● THE TASK
Give the number of lines in the data that contain "Punktu", and nothing more.

::: INFORMATION PROVIDED

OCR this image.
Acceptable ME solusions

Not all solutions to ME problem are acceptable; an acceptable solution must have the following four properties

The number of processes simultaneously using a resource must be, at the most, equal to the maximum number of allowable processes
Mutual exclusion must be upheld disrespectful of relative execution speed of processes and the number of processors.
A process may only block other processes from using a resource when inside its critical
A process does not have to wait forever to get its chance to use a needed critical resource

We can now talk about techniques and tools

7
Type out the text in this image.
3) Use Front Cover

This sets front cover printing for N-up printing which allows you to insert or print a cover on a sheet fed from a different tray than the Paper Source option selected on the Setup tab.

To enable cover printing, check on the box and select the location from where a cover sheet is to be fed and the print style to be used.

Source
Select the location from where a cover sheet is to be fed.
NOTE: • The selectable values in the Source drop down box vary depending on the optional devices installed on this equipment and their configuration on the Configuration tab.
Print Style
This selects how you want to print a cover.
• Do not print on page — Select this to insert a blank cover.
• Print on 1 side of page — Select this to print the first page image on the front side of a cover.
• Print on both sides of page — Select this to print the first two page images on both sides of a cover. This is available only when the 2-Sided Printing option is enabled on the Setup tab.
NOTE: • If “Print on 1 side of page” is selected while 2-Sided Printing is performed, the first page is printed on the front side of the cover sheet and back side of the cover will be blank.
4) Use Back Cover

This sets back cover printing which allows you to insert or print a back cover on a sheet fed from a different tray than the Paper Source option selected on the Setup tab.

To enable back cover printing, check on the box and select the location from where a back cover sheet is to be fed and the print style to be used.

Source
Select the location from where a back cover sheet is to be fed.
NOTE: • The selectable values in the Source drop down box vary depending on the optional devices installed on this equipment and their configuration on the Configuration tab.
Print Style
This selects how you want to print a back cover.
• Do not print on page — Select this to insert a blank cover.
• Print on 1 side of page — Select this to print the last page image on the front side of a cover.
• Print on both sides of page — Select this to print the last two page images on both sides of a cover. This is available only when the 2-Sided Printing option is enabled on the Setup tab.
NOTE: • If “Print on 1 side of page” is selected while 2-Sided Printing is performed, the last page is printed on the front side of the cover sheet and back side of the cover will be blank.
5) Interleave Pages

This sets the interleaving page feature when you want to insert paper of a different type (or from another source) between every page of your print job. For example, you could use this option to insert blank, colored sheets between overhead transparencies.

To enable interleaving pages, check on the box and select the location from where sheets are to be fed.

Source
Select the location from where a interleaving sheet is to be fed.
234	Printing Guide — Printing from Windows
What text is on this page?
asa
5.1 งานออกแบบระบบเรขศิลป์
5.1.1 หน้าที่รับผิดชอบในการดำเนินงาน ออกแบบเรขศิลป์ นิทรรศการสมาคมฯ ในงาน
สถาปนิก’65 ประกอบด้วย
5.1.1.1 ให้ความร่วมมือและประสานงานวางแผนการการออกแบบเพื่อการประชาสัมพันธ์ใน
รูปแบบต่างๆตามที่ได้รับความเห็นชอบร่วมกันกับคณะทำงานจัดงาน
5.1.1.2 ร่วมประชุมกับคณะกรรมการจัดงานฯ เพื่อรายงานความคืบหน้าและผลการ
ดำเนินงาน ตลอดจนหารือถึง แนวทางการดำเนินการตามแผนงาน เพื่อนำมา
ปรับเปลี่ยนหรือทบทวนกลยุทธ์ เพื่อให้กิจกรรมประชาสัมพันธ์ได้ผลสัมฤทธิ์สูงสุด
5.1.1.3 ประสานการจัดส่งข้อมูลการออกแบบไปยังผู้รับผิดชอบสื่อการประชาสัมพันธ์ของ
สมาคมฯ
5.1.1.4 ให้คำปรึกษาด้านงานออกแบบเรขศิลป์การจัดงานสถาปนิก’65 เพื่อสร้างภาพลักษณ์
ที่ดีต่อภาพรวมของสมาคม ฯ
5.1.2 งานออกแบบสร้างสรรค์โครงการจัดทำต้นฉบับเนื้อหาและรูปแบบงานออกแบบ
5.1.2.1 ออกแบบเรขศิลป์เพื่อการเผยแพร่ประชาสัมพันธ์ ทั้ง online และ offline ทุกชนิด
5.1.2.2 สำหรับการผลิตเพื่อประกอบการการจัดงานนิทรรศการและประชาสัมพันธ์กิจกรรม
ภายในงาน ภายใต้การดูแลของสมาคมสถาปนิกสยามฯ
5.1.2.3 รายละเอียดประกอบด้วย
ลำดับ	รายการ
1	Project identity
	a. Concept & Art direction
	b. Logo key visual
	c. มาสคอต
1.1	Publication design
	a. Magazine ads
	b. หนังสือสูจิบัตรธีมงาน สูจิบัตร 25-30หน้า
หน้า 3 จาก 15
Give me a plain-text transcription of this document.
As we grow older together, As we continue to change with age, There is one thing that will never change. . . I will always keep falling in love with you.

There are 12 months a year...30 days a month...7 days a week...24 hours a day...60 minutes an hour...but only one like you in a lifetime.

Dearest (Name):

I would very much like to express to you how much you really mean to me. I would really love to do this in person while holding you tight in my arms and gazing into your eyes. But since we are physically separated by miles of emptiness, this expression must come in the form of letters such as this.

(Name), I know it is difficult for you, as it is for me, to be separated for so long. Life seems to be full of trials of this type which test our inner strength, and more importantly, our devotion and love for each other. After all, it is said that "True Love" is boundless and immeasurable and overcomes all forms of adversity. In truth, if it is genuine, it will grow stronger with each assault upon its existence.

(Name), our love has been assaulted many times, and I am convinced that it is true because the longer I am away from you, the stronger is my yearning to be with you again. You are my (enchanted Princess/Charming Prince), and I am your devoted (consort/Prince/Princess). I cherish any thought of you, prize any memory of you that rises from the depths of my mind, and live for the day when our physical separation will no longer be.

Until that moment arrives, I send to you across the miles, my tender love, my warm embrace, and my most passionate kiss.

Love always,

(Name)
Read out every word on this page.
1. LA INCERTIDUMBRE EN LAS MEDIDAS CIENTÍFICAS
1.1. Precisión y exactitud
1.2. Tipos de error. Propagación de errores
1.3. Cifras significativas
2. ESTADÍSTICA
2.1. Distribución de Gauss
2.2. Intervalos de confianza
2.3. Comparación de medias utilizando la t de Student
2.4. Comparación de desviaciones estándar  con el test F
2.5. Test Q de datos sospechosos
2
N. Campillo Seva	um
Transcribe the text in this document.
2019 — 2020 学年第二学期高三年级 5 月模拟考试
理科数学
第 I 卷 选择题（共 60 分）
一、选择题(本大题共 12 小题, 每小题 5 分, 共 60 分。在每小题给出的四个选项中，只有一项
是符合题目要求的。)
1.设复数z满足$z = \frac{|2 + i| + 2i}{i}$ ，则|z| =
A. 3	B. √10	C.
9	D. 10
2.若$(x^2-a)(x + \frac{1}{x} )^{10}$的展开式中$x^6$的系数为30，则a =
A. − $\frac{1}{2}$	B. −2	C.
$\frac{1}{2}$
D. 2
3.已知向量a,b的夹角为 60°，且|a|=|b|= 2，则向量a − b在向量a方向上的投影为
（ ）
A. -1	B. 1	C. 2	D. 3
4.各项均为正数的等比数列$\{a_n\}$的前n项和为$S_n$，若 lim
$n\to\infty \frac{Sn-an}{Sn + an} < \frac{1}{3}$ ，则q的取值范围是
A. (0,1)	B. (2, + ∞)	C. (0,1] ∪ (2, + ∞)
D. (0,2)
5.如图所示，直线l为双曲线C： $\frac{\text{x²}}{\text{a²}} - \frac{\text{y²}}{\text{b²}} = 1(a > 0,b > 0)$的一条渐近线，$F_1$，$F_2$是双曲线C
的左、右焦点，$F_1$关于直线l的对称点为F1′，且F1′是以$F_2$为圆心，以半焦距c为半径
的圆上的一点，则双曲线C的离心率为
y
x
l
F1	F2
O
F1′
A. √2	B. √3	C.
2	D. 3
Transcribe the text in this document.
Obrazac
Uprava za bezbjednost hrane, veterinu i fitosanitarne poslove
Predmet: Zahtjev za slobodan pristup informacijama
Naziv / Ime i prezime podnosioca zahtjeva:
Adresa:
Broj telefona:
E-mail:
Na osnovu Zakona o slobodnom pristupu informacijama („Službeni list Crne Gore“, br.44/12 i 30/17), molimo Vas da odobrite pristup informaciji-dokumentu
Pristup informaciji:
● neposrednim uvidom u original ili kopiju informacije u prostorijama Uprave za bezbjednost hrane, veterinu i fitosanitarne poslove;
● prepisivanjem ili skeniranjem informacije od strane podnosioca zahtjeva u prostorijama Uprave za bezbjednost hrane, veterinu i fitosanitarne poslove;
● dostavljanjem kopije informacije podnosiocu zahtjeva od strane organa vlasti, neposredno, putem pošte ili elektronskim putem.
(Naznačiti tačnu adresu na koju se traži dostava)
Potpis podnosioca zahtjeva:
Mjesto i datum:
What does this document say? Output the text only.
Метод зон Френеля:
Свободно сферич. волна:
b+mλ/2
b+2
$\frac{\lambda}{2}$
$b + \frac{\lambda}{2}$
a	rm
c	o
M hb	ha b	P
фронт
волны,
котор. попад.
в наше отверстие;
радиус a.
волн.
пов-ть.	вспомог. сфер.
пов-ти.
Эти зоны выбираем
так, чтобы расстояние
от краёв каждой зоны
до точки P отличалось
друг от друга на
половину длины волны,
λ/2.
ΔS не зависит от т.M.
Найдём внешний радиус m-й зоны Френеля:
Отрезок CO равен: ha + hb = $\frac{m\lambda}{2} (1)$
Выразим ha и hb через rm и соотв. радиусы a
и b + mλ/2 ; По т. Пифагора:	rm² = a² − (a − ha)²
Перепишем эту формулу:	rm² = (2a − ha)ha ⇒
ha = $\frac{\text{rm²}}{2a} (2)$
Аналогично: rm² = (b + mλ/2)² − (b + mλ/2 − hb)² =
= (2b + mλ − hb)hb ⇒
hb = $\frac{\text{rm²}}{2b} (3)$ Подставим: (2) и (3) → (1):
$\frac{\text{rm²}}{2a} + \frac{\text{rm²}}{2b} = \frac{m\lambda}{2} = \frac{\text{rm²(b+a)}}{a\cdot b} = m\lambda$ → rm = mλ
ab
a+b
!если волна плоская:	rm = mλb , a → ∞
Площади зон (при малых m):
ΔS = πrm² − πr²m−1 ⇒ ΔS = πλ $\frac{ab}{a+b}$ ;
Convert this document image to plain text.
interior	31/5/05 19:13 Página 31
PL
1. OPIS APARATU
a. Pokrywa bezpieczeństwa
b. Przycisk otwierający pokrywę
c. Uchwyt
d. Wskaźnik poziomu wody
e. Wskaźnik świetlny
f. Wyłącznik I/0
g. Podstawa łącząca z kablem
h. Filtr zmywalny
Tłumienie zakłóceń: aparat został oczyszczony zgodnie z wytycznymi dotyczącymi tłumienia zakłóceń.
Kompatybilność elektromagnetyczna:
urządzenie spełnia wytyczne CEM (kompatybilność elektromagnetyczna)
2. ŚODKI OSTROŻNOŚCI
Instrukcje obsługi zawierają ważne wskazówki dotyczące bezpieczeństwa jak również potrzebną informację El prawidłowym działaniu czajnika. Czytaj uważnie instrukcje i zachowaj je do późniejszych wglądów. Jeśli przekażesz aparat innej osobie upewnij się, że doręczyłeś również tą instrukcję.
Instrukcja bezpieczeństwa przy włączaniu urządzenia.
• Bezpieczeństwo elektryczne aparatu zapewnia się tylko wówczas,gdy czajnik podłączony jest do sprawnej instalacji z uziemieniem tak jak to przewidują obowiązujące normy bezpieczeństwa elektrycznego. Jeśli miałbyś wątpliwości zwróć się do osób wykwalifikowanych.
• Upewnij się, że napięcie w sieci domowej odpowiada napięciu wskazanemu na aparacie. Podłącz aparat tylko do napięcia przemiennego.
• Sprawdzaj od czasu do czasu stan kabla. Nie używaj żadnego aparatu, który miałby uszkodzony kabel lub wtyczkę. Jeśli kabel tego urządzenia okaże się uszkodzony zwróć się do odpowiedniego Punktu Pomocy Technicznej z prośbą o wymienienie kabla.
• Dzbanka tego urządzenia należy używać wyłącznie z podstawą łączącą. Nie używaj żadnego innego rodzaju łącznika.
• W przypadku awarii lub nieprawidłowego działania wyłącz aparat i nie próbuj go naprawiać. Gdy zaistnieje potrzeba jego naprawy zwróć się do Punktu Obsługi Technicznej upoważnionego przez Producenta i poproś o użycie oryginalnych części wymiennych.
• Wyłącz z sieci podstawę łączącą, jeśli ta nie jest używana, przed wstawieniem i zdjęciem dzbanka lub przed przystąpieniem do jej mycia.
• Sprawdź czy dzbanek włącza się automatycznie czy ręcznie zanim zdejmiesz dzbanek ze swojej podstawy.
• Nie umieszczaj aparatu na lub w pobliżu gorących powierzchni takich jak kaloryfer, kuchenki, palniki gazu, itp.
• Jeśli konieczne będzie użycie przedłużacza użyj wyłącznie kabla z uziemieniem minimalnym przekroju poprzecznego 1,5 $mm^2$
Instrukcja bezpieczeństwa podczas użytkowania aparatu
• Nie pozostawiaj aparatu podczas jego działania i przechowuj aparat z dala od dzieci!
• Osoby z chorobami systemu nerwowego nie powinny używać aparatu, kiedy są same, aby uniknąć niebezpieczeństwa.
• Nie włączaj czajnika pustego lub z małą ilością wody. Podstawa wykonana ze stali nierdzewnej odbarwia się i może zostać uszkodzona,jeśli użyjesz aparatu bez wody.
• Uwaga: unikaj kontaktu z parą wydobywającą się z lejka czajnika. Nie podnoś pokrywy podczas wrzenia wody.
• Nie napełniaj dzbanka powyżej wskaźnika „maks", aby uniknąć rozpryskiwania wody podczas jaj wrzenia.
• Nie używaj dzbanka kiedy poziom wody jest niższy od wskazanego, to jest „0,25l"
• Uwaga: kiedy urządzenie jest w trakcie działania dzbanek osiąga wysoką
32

::::::

● SOLUTION
2